▶ Given request
Express the lines from the first one through the line containing "value-cell: 1.475 xyxy=(721,1217,783,1245)", both included, as a JSON list of strings with one string per line, leaving out any blank lines.

/---

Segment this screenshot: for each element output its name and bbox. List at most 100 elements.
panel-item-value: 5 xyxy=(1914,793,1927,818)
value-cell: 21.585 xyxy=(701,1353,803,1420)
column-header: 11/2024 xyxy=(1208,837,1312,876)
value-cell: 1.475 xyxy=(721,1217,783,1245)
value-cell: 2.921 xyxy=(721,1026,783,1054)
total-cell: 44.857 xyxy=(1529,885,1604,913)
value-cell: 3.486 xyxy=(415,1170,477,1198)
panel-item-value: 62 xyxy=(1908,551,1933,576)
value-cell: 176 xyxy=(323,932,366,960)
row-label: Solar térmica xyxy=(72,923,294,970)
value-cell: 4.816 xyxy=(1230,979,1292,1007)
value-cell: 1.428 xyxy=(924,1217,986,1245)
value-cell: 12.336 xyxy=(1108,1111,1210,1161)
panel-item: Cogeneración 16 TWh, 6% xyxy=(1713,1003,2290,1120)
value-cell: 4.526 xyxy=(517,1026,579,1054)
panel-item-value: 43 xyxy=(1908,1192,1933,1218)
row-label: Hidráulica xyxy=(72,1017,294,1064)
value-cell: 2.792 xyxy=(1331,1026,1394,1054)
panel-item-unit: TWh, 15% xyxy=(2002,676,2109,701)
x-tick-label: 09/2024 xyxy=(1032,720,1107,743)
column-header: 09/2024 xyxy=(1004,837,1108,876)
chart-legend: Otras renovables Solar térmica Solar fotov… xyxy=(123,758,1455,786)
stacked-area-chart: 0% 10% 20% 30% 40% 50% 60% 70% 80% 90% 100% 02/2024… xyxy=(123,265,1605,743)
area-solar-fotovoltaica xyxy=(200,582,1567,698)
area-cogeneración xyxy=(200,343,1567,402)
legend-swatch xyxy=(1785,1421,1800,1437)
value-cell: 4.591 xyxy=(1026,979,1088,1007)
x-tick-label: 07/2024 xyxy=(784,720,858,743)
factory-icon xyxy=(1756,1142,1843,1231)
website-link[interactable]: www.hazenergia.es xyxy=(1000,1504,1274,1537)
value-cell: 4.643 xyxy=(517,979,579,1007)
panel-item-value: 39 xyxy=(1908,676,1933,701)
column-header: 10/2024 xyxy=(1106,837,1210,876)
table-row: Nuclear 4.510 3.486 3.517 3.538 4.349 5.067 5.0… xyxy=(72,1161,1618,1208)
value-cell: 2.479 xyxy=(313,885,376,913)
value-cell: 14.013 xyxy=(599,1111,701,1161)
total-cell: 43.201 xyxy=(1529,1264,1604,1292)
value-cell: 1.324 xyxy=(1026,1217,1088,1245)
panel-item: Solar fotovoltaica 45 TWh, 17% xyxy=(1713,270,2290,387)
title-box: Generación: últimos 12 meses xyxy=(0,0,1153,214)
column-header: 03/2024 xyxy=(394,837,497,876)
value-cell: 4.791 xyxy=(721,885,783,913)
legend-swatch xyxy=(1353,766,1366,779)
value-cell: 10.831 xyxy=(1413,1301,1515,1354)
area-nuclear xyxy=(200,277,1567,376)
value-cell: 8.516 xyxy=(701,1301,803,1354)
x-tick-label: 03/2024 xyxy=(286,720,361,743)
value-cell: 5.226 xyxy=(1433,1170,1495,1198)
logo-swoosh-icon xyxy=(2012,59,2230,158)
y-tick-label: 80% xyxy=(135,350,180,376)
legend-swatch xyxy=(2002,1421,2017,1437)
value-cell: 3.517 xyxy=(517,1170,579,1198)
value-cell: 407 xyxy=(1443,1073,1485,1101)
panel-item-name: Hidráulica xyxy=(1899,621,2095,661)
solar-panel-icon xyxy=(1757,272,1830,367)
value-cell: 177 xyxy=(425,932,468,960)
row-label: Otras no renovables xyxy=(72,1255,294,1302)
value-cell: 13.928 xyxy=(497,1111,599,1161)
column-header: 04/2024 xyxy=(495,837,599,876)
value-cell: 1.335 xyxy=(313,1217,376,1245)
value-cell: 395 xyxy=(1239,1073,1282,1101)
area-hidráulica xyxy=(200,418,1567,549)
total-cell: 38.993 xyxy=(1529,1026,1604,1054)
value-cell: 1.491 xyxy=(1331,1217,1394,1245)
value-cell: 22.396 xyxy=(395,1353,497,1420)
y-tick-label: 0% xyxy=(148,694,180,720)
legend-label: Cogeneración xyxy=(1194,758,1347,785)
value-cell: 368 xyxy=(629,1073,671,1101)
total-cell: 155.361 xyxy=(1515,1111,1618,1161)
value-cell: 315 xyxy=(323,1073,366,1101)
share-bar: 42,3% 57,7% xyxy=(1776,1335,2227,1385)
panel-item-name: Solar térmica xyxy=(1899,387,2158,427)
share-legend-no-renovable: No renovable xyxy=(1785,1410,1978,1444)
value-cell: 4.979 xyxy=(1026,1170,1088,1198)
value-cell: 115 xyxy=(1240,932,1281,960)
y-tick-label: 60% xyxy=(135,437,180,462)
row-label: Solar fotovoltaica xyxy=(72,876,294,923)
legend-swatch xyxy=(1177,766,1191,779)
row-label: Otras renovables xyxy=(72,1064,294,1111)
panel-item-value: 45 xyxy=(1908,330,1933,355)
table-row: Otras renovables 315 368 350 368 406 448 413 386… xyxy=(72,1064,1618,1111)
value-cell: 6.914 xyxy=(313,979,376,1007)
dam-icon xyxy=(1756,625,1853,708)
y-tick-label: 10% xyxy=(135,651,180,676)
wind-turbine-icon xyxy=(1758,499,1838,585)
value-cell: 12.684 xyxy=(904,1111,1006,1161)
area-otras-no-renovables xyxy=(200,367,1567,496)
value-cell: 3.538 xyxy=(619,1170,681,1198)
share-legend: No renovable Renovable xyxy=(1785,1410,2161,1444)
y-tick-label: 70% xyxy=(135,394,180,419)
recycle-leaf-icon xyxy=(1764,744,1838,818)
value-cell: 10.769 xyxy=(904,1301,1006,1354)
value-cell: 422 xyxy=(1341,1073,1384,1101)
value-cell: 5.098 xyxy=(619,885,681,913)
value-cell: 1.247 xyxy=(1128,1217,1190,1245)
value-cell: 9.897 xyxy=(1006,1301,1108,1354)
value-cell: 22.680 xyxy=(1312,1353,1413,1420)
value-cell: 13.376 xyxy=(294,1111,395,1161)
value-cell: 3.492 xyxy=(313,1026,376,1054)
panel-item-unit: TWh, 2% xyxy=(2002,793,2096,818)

\---

▶ Result
[
  "Segment this screenshot: for each element output its name and bbox. List at most 100 elements.",
  "panel-item-value: 5 xyxy=(1914,793,1927,818)",
  "value-cell: 21.585 xyxy=(701,1353,803,1420)",
  "column-header: 11/2024 xyxy=(1208,837,1312,876)",
  "value-cell: 1.475 xyxy=(721,1217,783,1245)"
]